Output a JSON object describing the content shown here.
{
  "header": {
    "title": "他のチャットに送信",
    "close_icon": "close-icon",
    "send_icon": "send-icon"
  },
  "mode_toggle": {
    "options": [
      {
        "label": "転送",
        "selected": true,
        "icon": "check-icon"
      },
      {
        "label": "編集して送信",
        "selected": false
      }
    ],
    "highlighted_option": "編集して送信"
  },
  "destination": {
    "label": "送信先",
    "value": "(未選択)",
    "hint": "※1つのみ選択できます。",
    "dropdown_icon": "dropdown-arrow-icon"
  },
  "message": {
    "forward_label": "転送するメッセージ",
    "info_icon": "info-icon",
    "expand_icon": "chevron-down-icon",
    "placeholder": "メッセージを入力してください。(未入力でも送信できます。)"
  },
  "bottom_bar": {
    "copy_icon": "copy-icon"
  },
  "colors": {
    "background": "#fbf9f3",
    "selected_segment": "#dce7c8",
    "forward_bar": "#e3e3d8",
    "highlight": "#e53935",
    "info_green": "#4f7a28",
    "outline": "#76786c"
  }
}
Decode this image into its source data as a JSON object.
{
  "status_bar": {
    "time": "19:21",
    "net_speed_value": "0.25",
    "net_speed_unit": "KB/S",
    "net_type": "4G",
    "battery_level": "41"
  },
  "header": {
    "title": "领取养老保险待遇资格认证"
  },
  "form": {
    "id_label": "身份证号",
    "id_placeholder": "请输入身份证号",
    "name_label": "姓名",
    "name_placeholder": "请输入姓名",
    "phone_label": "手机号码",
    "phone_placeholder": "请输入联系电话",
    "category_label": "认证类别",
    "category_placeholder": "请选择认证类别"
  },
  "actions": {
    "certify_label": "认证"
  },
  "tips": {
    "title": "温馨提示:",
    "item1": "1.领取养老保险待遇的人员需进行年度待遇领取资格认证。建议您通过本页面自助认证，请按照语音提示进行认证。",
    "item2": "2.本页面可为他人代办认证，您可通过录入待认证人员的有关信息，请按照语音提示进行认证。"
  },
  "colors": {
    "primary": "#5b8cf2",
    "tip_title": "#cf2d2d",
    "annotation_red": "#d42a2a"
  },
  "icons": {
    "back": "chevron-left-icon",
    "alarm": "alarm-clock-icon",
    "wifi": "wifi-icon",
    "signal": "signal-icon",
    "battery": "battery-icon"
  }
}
---+---
• _PROBLEM TO WORK ON_: The word "请按照语音提示进行认证" may appear on some lines. Report how many lines hold it, giving the number alone.

• _TASK SOLUTION_: 2